----- DATA ROWS

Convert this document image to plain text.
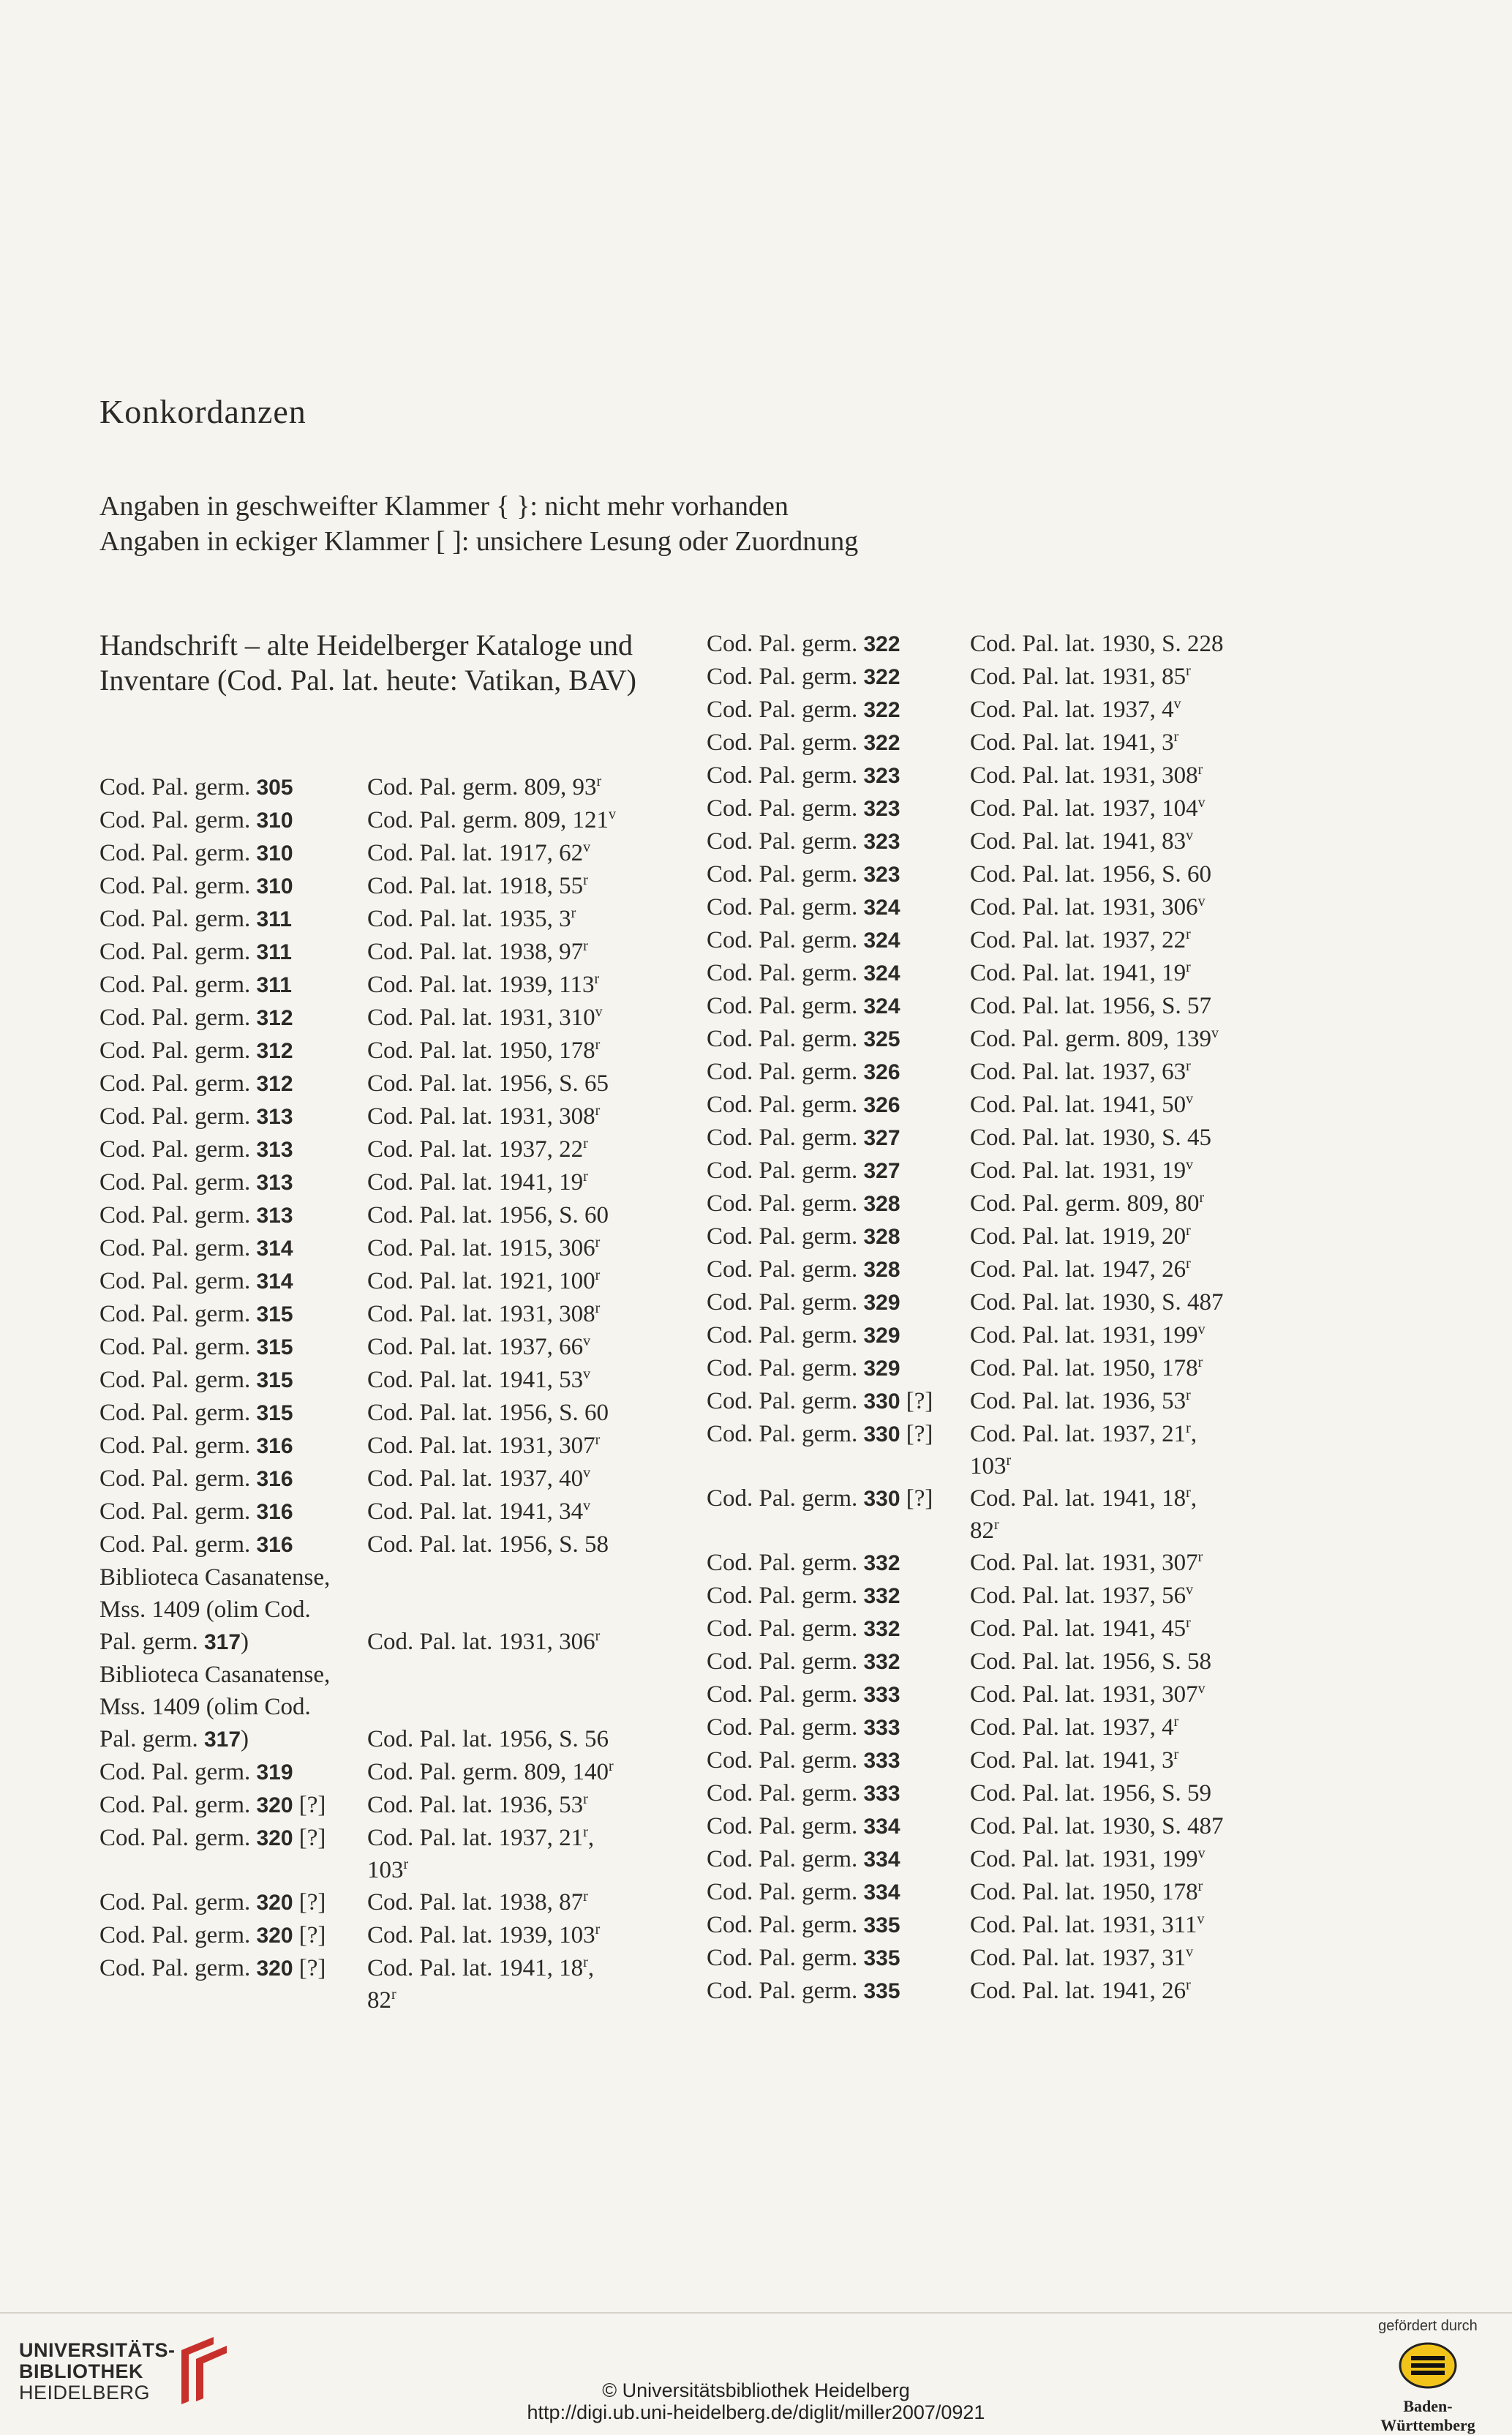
Konkordanzen
Angaben in geschweifter Klammer { }: nicht mehr vorhanden
Angaben in eckiger Klammer [ ]: unsichere Lesung oder Zuordnung
Handschrift – alte Heidelberger Kataloge und Inventare (Cod. Pal. lat. heute: Vatikan, BAV)
Cod. Pal. germ. 305	Cod. Pal. germ. 809, 93$^r$
Cod. Pal. germ. 310	Cod. Pal. germ. 809, 121$^v$
Cod. Pal. germ. 310	Cod. Pal. lat. 1917, 62$^v$
Cod. Pal. germ. 310	Cod. Pal. lat. 1918, 55$^r$
Cod. Pal. germ. 311	Cod. Pal. lat. 1935, 3$^r$
Cod. Pal. germ. 311	Cod. Pal. lat. 1938, 97$^r$
Cod. Pal. germ. 311	Cod. Pal. lat. 1939, 113$^r$
Cod. Pal. germ. 312	Cod. Pal. lat. 1931, 310$^v$
Cod. Pal. germ. 312	Cod. Pal. lat. 1950, 178$^r$
Cod. Pal. germ. 312	Cod. Pal. lat. 1956, S. 65
Cod. Pal. germ. 313	Cod. Pal. lat. 1931, 308$^r$
Cod. Pal. germ. 313	Cod. Pal. lat. 1937, 22$^r$
Cod. Pal. germ. 313	Cod. Pal. lat. 1941, 19$^r$
Cod. Pal. germ. 313	Cod. Pal. lat. 1956, S. 60
Cod. Pal. germ. 314	Cod. Pal. lat. 1915, 306$^r$
Cod. Pal. germ. 314	Cod. Pal. lat. 1921, 100$^r$
Cod. Pal. germ. 315	Cod. Pal. lat. 1931, 308$^r$
Cod. Pal. germ. 315	Cod. Pal. lat. 1937, 66$^v$
Cod. Pal. germ. 315	Cod. Pal. lat. 1941, 53$^v$
Cod. Pal. germ. 315	Cod. Pal. lat. 1956, S. 60
Cod. Pal. germ. 316	Cod. Pal. lat. 1931, 307$^r$
Cod. Pal. germ. 316	Cod. Pal. lat. 1937, 40$^v$
Cod. Pal. germ. 316	Cod. Pal. lat. 1941, 34$^v$
Cod. Pal. germ. 316	Cod. Pal. lat. 1956, S. 58
Biblioteca Casanatense,
Mss. 1409 (olim Cod.
Pal. germ. 317)	Cod. Pal. lat. 1931, 306$^r$
Biblioteca Casanatense,
Mss. 1409 (olim Cod.
Pal. germ. 317)	Cod. Pal. lat. 1956, S. 56
Cod. Pal. germ. 319	Cod. Pal. germ. 809, 140$^r$
Cod. Pal. germ. 320 [?]	Cod. Pal. lat. 1936, 53$^r$
Cod. Pal. germ. 320 [?]	Cod. Pal. lat. 1937, 21$^r$,
103$^r$
Cod. Pal. germ. 320 [?]	Cod. Pal. lat. 1938, 87$^r$
Cod. Pal. germ. 320 [?]	Cod. Pal. lat. 1939, 103$^r$
Cod. Pal. germ. 320 [?]	Cod. Pal. lat. 1941, 18$^r$,
82$^r$
Cod. Pal. germ. 322	Cod. Pal. lat. 1930, S. 228
Cod. Pal. germ. 322	Cod. Pal. lat. 1931, 85$^r$
Cod. Pal. germ. 322	Cod. Pal. lat. 1937, 4$^v$
Cod. Pal. germ. 322	Cod. Pal. lat. 1941, 3$^r$
Cod. Pal. germ. 323	Cod. Pal. lat. 1931, 308$^r$
Cod. Pal. germ. 323	Cod. Pal. lat. 1937, 104$^v$
Cod. Pal. germ. 323	Cod. Pal. lat. 1941, 83$^v$
Cod. Pal. germ. 323	Cod. Pal. lat. 1956, S. 60
Cod. Pal. germ. 324	Cod. Pal. lat. 1931, 306$^v$
Cod. Pal. germ. 324	Cod. Pal. lat. 1937, 22$^r$
Cod. Pal. germ. 324	Cod. Pal. lat. 1941, 19$^r$
Cod. Pal. germ. 324	Cod. Pal. lat. 1956, S. 57
Cod. Pal. germ. 325	Cod. Pal. germ. 809, 139$^v$
Cod. Pal. germ. 326	Cod. Pal. lat. 1937, 63$^r$
Cod. Pal. germ. 326	Cod. Pal. lat. 1941, 50$^v$
Cod. Pal. germ. 327	Cod. Pal. lat. 1930, S. 45
Cod. Pal. germ. 327	Cod. Pal. lat. 1931, 19$^v$
Cod. Pal. germ. 328	Cod. Pal. germ. 809, 80$^r$
Cod. Pal. germ. 328	Cod. Pal. lat. 1919, 20$^r$
Cod. Pal. germ. 328	Cod. Pal. lat. 1947, 26$^r$
Cod. Pal. germ. 329	Cod. Pal. lat. 1930, S. 487
Cod. Pal. germ. 329	Cod. Pal. lat. 1931, 199$^v$
Cod. Pal. germ. 329	Cod. Pal. lat. 1950, 178$^r$
Cod. Pal. germ. 330 [?]	Cod. Pal. lat. 1936, 53$^r$
Cod. Pal. germ. 330 [?]	Cod. Pal. lat. 1937, 21$^r$,
103$^r$
Cod. Pal. germ. 330 [?]	Cod. Pal. lat. 1941, 18$^r$,
82$^r$
Cod. Pal. germ. 332	Cod. Pal. lat. 1931, 307$^r$
Cod. Pal. germ. 332	Cod. Pal. lat. 1937, 56$^v$
Cod. Pal. germ. 332	Cod. Pal. lat. 1941, 45$^r$
Cod. Pal. germ. 332	Cod. Pal. lat. 1956, S. 58
Cod. Pal. germ. 333	Cod. Pal. lat. 1931, 307$^v$
Cod. Pal. germ. 333	Cod. Pal. lat. 1937, 4$^r$
Cod. Pal. germ. 333	Cod. Pal. lat. 1941, 3$^r$
Cod. Pal. germ. 333	Cod. Pal. lat. 1956, S. 59
Cod. Pal. germ. 334	Cod. Pal. lat. 1930, S. 487
Cod. Pal. germ. 334	Cod. Pal. lat. 1931, 199$^v$
Cod. Pal. germ. 334	Cod. Pal. lat. 1950, 178$^r$
Cod. Pal. germ. 335	Cod. Pal. lat. 1931, 311$^v$
Cod. Pal. germ. 335	Cod. Pal. lat. 1937, 31$^v$
Cod. Pal. germ. 335	Cod. Pal. lat. 1941, 26$^r$
UNIVERSITÄTS-
BIBLIOTHEK
HEIDELBERG	© Universitätsbibliothek Heidelberg
http://digi.ub.uni-heidelberg.de/diglit/miller2007/0921
gefördert durch
Baden-Württemberg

----------

Write out every entry again word for word, without any of the pictures.

Convert this document image to plain text.
Konkordanzen
Angaben in geschweifter Klammer { }: nicht mehr vorhanden
Angaben in eckiger Klammer [ ]: unsichere Lesung oder Zuordnung
Handschrift – alte Heidelberger Kataloge und Inventare (Cod. Pal. lat. heute: Vatikan, BAV)
Cod. Pal. germ. 305	Cod. Pal. germ. 809, 93$^r$
Cod. Pal. germ. 310	Cod. Pal. germ. 809, 121$^v$
Cod. Pal. germ. 310	Cod. Pal. lat. 1917, 62$^v$
Cod. Pal. germ. 310	Cod. Pal. lat. 1918, 55$^r$
Cod. Pal. germ. 311	Cod. Pal. lat. 1935, 3$^r$
Cod. Pal. germ. 311	Cod. Pal. lat. 1938, 97$^r$
Cod. Pal. germ. 311	Cod. Pal. lat. 1939, 113$^r$
Cod. Pal. germ. 312	Cod. Pal. lat. 1931, 310$^v$
Cod. Pal. germ. 312	Cod. Pal. lat. 1950, 178$^r$
Cod. Pal. germ. 312	Cod. Pal. lat. 1956, S. 65
Cod. Pal. germ. 313	Cod. Pal. lat. 1931, 308$^r$
Cod. Pal. germ. 313	Cod. Pal. lat. 1937, 22$^r$
Cod. Pal. germ. 313	Cod. Pal. lat. 1941, 19$^r$
Cod. Pal. germ. 313	Cod. Pal. lat. 1956, S. 60
Cod. Pal. germ. 314	Cod. Pal. lat. 1915, 306$^r$
Cod. Pal. germ. 314	Cod. Pal. lat. 1921, 100$^r$
Cod. Pal. germ. 315	Cod. Pal. lat. 1931, 308$^r$
Cod. Pal. germ. 315	Cod. Pal. lat. 1937, 66$^v$
Cod. Pal. germ. 315	Cod. Pal. lat. 1941, 53$^v$
Cod. Pal. germ. 315	Cod. Pal. lat. 1956, S. 60
Cod. Pal. germ. 316	Cod. Pal. lat. 1931, 307$^r$
Cod. Pal. germ. 316	Cod. Pal. lat. 1937, 40$^v$
Cod. Pal. germ. 316	Cod. Pal. lat. 1941, 34$^v$
Cod. Pal. germ. 316	Cod. Pal. lat. 1956, S. 58
Biblioteca Casanatense,
Mss. 1409 (olim Cod.
Pal. germ. 317)	Cod. Pal. lat. 1931, 306$^r$
Biblioteca Casanatense,
Mss. 1409 (olim Cod.
Pal. germ. 317)	Cod. Pal. lat. 1956, S. 56
Cod. Pal. germ. 319	Cod. Pal. germ. 809, 140$^r$
Cod. Pal. germ. 320 [?]	Cod. Pal. lat. 1936, 53$^r$
Cod. Pal. germ. 320 [?]	Cod. Pal. lat. 1937, 21$^r$,
103$^r$
Cod. Pal. germ. 320 [?]	Cod. Pal. lat. 1938, 87$^r$
Cod. Pal. germ. 320 [?]	Cod. Pal. lat. 1939, 103$^r$
Cod. Pal. germ. 320 [?]	Cod. Pal. lat. 1941, 18$^r$,
82$^r$
Cod. Pal. germ. 322	Cod. Pal. lat. 1930, S. 228
Cod. Pal. germ. 322	Cod. Pal. lat. 1931, 85$^r$
Cod. Pal. germ. 322	Cod. Pal. lat. 1937, 4$^v$
Cod. Pal. germ. 322	Cod. Pal. lat. 1941, 3$^r$
Cod. Pal. germ. 323	Cod. Pal. lat. 1931, 308$^r$
Cod. Pal. germ. 323	Cod. Pal. lat. 1937, 104$^v$
Cod. Pal. germ. 323	Cod. Pal. lat. 1941, 83$^v$
Cod. Pal. germ. 323	Cod. Pal. lat. 1956, S. 60
Cod. Pal. germ. 324	Cod. Pal. lat. 1931, 306$^v$
Cod. Pal. germ. 324	Cod. Pal. lat. 1937, 22$^r$
Cod. Pal. germ. 324	Cod. Pal. lat. 1941, 19$^r$
Cod. Pal. germ. 324	Cod. Pal. lat. 1956, S. 57
Cod. Pal. germ. 325	Cod. Pal. germ. 809, 139$^v$
Cod. Pal. germ. 326	Cod. Pal. lat. 1937, 63$^r$
Cod. Pal. germ. 326	Cod. Pal. lat. 1941, 50$^v$
Cod. Pal. germ. 327	Cod. Pal. lat. 1930, S. 45
Cod. Pal. germ. 327	Cod. Pal. lat. 1931, 19$^v$
Cod. Pal. germ. 328	Cod. Pal. germ. 809, 80$^r$
Cod. Pal. germ. 328	Cod. Pal. lat. 1919, 20$^r$
Cod. Pal. germ. 328	Cod. Pal. lat. 1947, 26$^r$
Cod. Pal. germ. 329	Cod. Pal. lat. 1930, S. 487
Cod. Pal. germ. 329	Cod. Pal. lat. 1931, 199$^v$
Cod. Pal. germ. 329	Cod. Pal. lat. 1950, 178$^r$
Cod. Pal. germ. 330 [?]	Cod. Pal. lat. 1936, 53$^r$
Cod. Pal. germ. 330 [?]	Cod. Pal. lat. 1937, 21$^r$,
103$^r$
Cod. Pal. germ. 330 [?]	Cod. Pal. lat. 1941, 18$^r$,
82$^r$
Cod. Pal. germ. 332	Cod. Pal. lat. 1931, 307$^r$
Cod. Pal. germ. 332	Cod. Pal. lat. 1937, 56$^v$
Cod. Pal. germ. 332	Cod. Pal. lat. 1941, 45$^r$
Cod. Pal. germ. 332	Cod. Pal. lat. 1956, S. 58
Cod. Pal. germ. 333	Cod. Pal. lat. 1931, 307$^v$
Cod. Pal. germ. 333	Cod. Pal. lat. 1937, 4$^r$
Cod. Pal. germ. 333	Cod. Pal. lat. 1941, 3$^r$
Cod. Pal. germ. 333	Cod. Pal. lat. 1956, S. 59
Cod. Pal. germ. 334	Cod. Pal. lat. 1930, S. 487
Cod. Pal. germ. 334	Cod. Pal. lat. 1931, 199$^v$
Cod. Pal. germ. 334	Cod. Pal. lat. 1950, 178$^r$
Cod. Pal. germ. 335	Cod. Pal. lat. 1931, 311$^v$
Cod. Pal. germ. 335	Cod. Pal. lat. 1937, 31$^v$
Cod. Pal. germ. 335	Cod. Pal. lat. 1941, 26$^r$
UNIVERSITÄTS-
BIBLIOTHEK
HEIDELBERG	© Universitätsbibliothek Heidelberg
http://digi.ub.uni-heidelberg.de/diglit/miller2007/0921
gefördert durch
Baden-Württemberg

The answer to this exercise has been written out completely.